## Start INPUT FOR THIS TASK
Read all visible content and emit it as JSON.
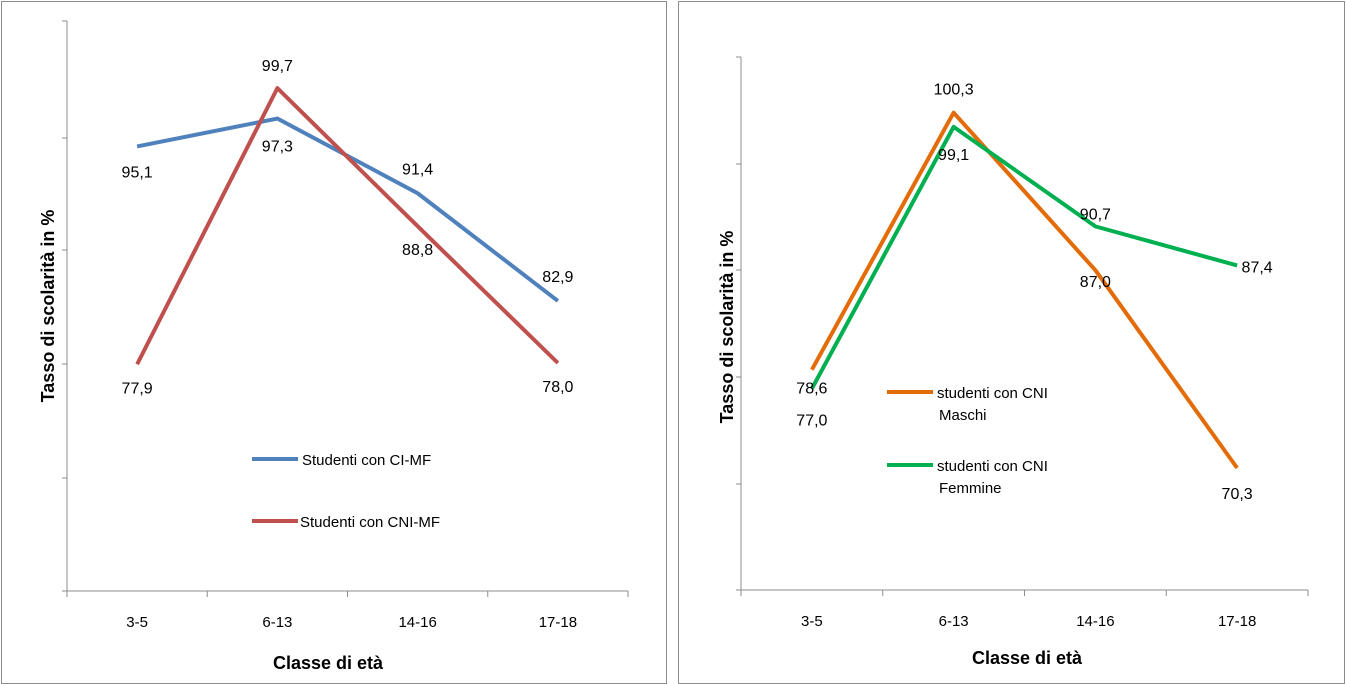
{
  "chart_data": [
    {
      "type": "line",
      "title": "",
      "xlabel": "Classe di età",
      "ylabel": "Tasso di scolarità in %",
      "categories": [
        "3-5",
        "6-13",
        "14-16",
        "17-18"
      ],
      "ylim": [
        60,
        105
      ],
      "grid": false,
      "legend": "center",
      "series": [
        {
          "name": "Studenti con CI-MF",
          "color": "#4f81bd",
          "values": [
            95.1,
            97.3,
            91.4,
            82.9
          ],
          "labels": [
            "95,1",
            "97,3",
            "91,4",
            "82,9"
          ]
        },
        {
          "name": "Studenti con CNI-MF",
          "color": "#c0504d",
          "values": [
            77.9,
            99.7,
            88.8,
            78.0
          ],
          "labels": [
            "77,9",
            "99,7",
            "88,8",
            "78,0"
          ]
        }
      ]
    },
    {
      "type": "line",
      "title": "",
      "xlabel": "Classe di età",
      "ylabel": "Tasso di scolarità in %",
      "categories": [
        "3-5",
        "6-13",
        "14-16",
        "17-18"
      ],
      "ylim": [
        60,
        105
      ],
      "grid": false,
      "legend": "center-left",
      "series": [
        {
          "name": "studenti con CNI Maschi",
          "name_lines": [
            "studenti con CNI",
            "Maschi"
          ],
          "color": "#e36c09",
          "values": [
            78.6,
            100.3,
            87.0,
            70.3
          ],
          "labels": [
            "78,6",
            "100,3",
            "87,0",
            "70,3"
          ]
        },
        {
          "name": "studenti con CNI Femmine",
          "name_lines": [
            "studenti con CNI",
            "Femmine"
          ],
          "color": "#00b050",
          "values": [
            77.0,
            99.1,
            90.7,
            87.4
          ],
          "labels": [
            "77,0",
            "99,1",
            "90,7",
            "87,4"
          ]
        }
      ]
    }
  ]
}
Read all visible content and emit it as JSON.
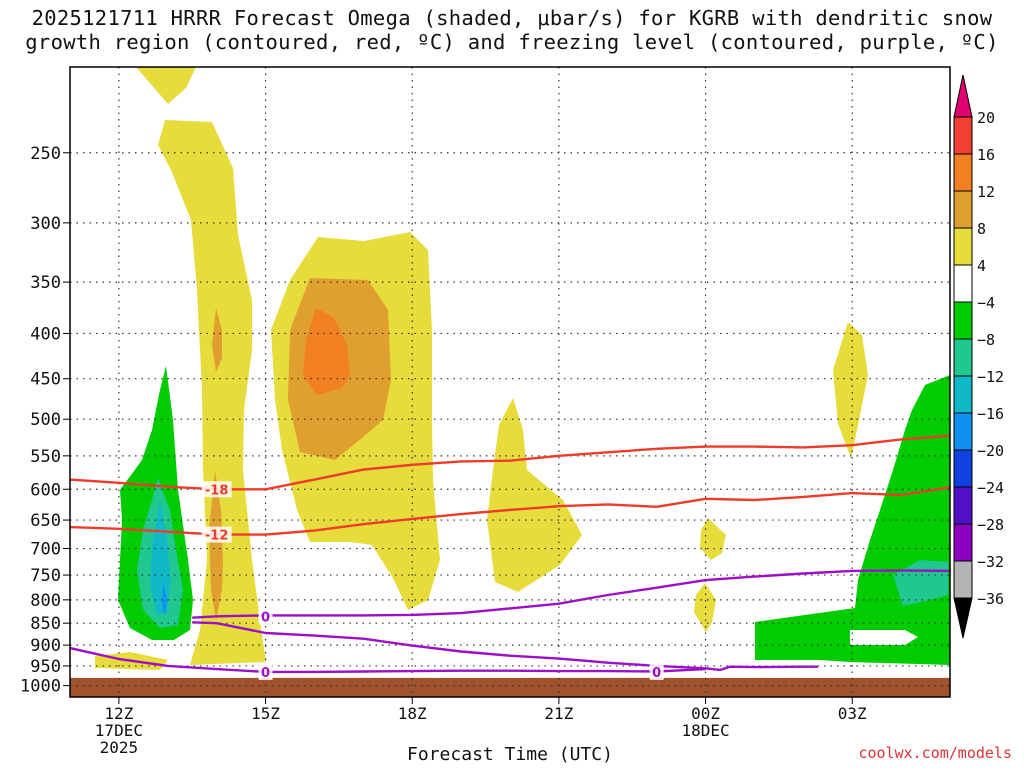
{
  "title": {
    "line1": "2025121711 HRRR Forecast Omega (shaded, μbar/s) for KGRB with dendritic snow",
    "line2": "growth region (contoured, red, ºC) and freezing level (contoured, purple, ºC)"
  },
  "credit": "coolwx.com/models",
  "chart_data": {
    "type": "heatmap",
    "x_axis": {
      "label": "Forecast Time (UTC)",
      "ticks": [
        {
          "hour": 12,
          "label": "12Z",
          "sub1": "17DEC",
          "sub2": "2025"
        },
        {
          "hour": 15,
          "label": "15Z",
          "sub1": "",
          "sub2": ""
        },
        {
          "hour": 18,
          "label": "18Z",
          "sub1": "",
          "sub2": ""
        },
        {
          "hour": 21,
          "label": "21Z",
          "sub1": "",
          "sub2": ""
        },
        {
          "hour": 24,
          "label": "00Z",
          "sub1": "18DEC",
          "sub2": ""
        },
        {
          "hour": 27,
          "label": "03Z",
          "sub1": "",
          "sub2": ""
        }
      ],
      "range_hours": [
        11,
        29
      ]
    },
    "y_axis": {
      "label": "",
      "unit": "hPa",
      "ticks": [
        250,
        300,
        350,
        400,
        450,
        500,
        550,
        600,
        650,
        700,
        750,
        800,
        850,
        900,
        950,
        1000
      ],
      "range": [
        200,
        1030
      ]
    },
    "ground_level_hpa": 980,
    "colorbar": {
      "labels": [
        "20",
        "16",
        "12",
        "8",
        "4",
        "−4",
        "−8",
        "−12",
        "−16",
        "−20",
        "−24",
        "−28",
        "−32",
        "−36"
      ],
      "colors": [
        "#e00070",
        "#f04030",
        "#f08020",
        "#e0a030",
        "#e6dc3c",
        "#ffffff",
        "#00cc00",
        "#20c890",
        "#10b8c8",
        "#1090f0",
        "#1040e0",
        "#5010c8",
        "#8c00c0",
        "#b4b4b4",
        "#000000"
      ]
    },
    "contours": [
      {
        "color": "#ef3b2c",
        "value_label": "-18",
        "label_at": [
          14.0,
          600
        ],
        "points": [
          [
            11.0,
            585
          ],
          [
            12.0,
            590
          ],
          [
            13.0,
            596
          ],
          [
            14.0,
            600
          ],
          [
            15.0,
            600
          ],
          [
            16.0,
            585
          ],
          [
            17.0,
            570
          ],
          [
            18.0,
            563
          ],
          [
            19.0,
            558
          ],
          [
            20.0,
            557
          ],
          [
            21.0,
            550
          ],
          [
            22.0,
            545
          ],
          [
            23.0,
            540
          ],
          [
            24.0,
            537
          ],
          [
            25.0,
            537
          ],
          [
            26.0,
            538
          ],
          [
            27.0,
            535
          ],
          [
            28.0,
            527
          ],
          [
            29.0,
            522
          ]
        ]
      },
      {
        "color": "#ef3b2c",
        "value_label": "-12",
        "label_at": [
          14.0,
          675
        ],
        "points": [
          [
            11.0,
            662
          ],
          [
            12.0,
            665
          ],
          [
            13.0,
            670
          ],
          [
            14.0,
            675
          ],
          [
            15.0,
            675
          ],
          [
            16.0,
            668
          ],
          [
            17.0,
            657
          ],
          [
            18.0,
            648
          ],
          [
            19.0,
            640
          ],
          [
            20.0,
            633
          ],
          [
            21.0,
            627
          ],
          [
            22.0,
            624
          ],
          [
            23.0,
            628
          ],
          [
            24.0,
            615
          ],
          [
            25.0,
            617
          ],
          [
            26.0,
            612
          ],
          [
            27.0,
            606
          ],
          [
            28.0,
            609
          ],
          [
            29.0,
            597
          ]
        ]
      },
      {
        "color": "#9b10c8",
        "value_label": "0",
        "label_at": [
          15.0,
          835
        ],
        "points": [
          [
            13.5,
            838
          ],
          [
            14.0,
            835
          ],
          [
            15.0,
            833
          ],
          [
            16.0,
            833
          ],
          [
            17.0,
            833
          ],
          [
            18.0,
            832
          ],
          [
            19.0,
            828
          ],
          [
            20.0,
            818
          ],
          [
            21.0,
            808
          ],
          [
            22.0,
            790
          ],
          [
            23.0,
            775
          ],
          [
            24.0,
            760
          ],
          [
            25.0,
            753
          ],
          [
            26.0,
            747
          ],
          [
            27.0,
            742
          ],
          [
            28.0,
            741
          ],
          [
            29.0,
            742
          ]
        ]
      },
      {
        "color": "#9b10c8",
        "value_label": "0",
        "label_at": [
          15.0,
          965
        ],
        "points": [
          [
            11.0,
            907
          ],
          [
            11.5,
            920
          ],
          [
            12.0,
            933
          ],
          [
            13.0,
            950
          ],
          [
            14.0,
            958
          ],
          [
            15.0,
            965
          ],
          [
            16.0,
            965
          ],
          [
            17.0,
            964
          ],
          [
            18.0,
            963
          ],
          [
            19.0,
            962
          ],
          [
            20.0,
            962
          ],
          [
            21.0,
            963
          ],
          [
            22.0,
            963
          ],
          [
            23.0,
            964
          ],
          [
            24.0,
            958
          ]
        ]
      },
      {
        "color": "#9b10c8",
        "value_label": "0",
        "label_at": [
          23.0,
          965
        ],
        "points": [
          [
            13.5,
            848
          ],
          [
            14.0,
            850
          ],
          [
            15.0,
            872
          ],
          [
            16.0,
            878
          ],
          [
            17.0,
            885
          ],
          [
            18.0,
            901
          ],
          [
            19.0,
            915
          ],
          [
            20.0,
            925
          ],
          [
            21.0,
            932
          ],
          [
            22.0,
            942
          ],
          [
            23.0,
            950
          ],
          [
            24.0,
            956
          ],
          [
            24.3,
            960
          ],
          [
            24.5,
            952
          ],
          [
            25.0,
            953
          ],
          [
            26.0,
            952
          ],
          [
            26.3,
            952
          ]
        ]
      }
    ]
  }
}
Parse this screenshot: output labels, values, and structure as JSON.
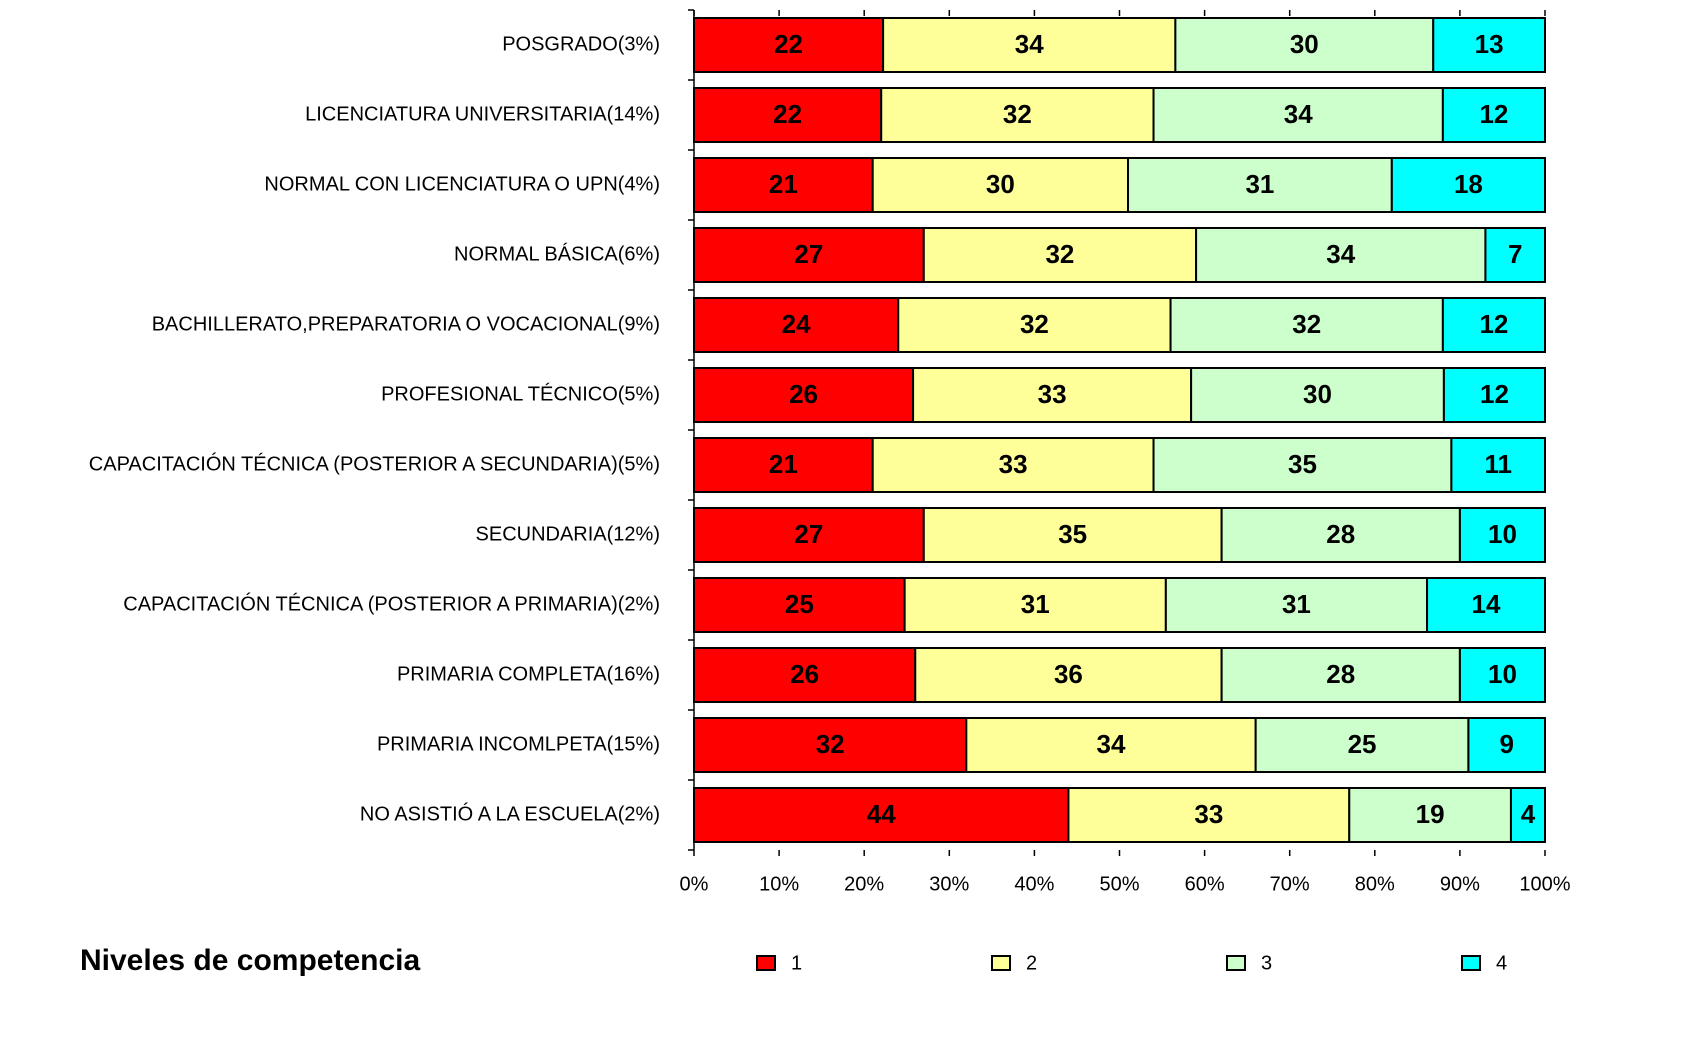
{
  "chart_data": {
    "type": "bar",
    "orientation": "horizontal",
    "stacked": "percent",
    "legend_title": "Niveles de competencia",
    "categories": [
      "POSGRADO(3%)",
      "LICENCIATURA UNIVERSITARIA(14%)",
      "NORMAL CON LICENCIATURA O UPN(4%)",
      "NORMAL BÁSICA(6%)",
      "BACHILLERATO,PREPARATORIA O VOCACIONAL(9%)",
      "PROFESIONAL TÉCNICO(5%)",
      "CAPACITACIÓN TÉCNICA (POSTERIOR A SECUNDARIA)(5%)",
      "SECUNDARIA(12%)",
      "CAPACITACIÓN TÉCNICA (POSTERIOR A PRIMARIA)(2%)",
      "PRIMARIA COMPLETA(16%)",
      "PRIMARIA INCOMLPETA(15%)",
      "NO ASISTIÓ A LA ESCUELA(2%)"
    ],
    "series": [
      {
        "name": "1",
        "color": "#ff0000",
        "values": [
          22,
          22,
          21,
          27,
          24,
          26,
          21,
          27,
          25,
          26,
          32,
          44
        ]
      },
      {
        "name": "2",
        "color": "#ffff99",
        "values": [
          34,
          32,
          30,
          32,
          32,
          33,
          33,
          35,
          31,
          36,
          34,
          33
        ]
      },
      {
        "name": "3",
        "color": "#ccffcc",
        "values": [
          30,
          34,
          31,
          34,
          32,
          30,
          35,
          28,
          31,
          28,
          25,
          19
        ]
      },
      {
        "name": "4",
        "color": "#00ffff",
        "values": [
          13,
          12,
          18,
          7,
          12,
          12,
          11,
          10,
          14,
          10,
          9,
          4
        ]
      }
    ],
    "xlim": [
      0,
      100
    ],
    "xticks": [
      {
        "value": 0,
        "label": "0%"
      },
      {
        "value": 10,
        "label": "10%"
      },
      {
        "value": 20,
        "label": "20%"
      },
      {
        "value": 30,
        "label": "30%"
      },
      {
        "value": 40,
        "label": "40%"
      },
      {
        "value": 50,
        "label": "50%"
      },
      {
        "value": 60,
        "label": "60%"
      },
      {
        "value": 70,
        "label": "70%"
      },
      {
        "value": 80,
        "label": "80%"
      },
      {
        "value": 90,
        "label": "90%"
      },
      {
        "value": 100,
        "label": "100%"
      }
    ],
    "legend": "bottom"
  }
}
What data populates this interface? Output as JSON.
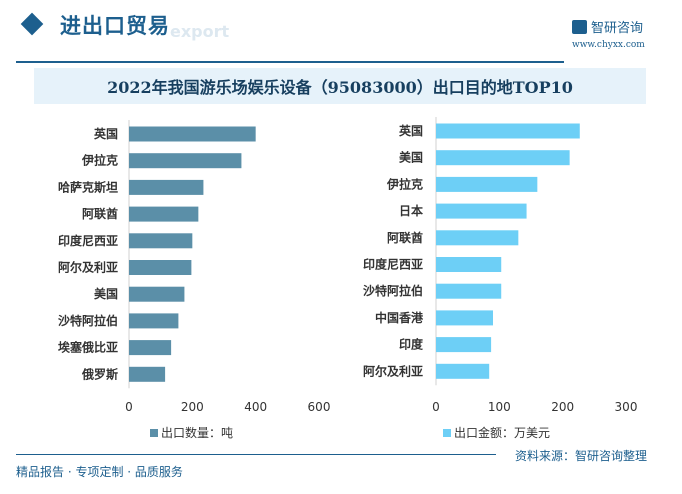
## End INPUT FOR THIS TASK
- _JOB_: Where a line in the material above holds "Femmine", copy that line.

- _SOLUTION_:
          "name": "studenti con CNI Femmine",
            "Femmine"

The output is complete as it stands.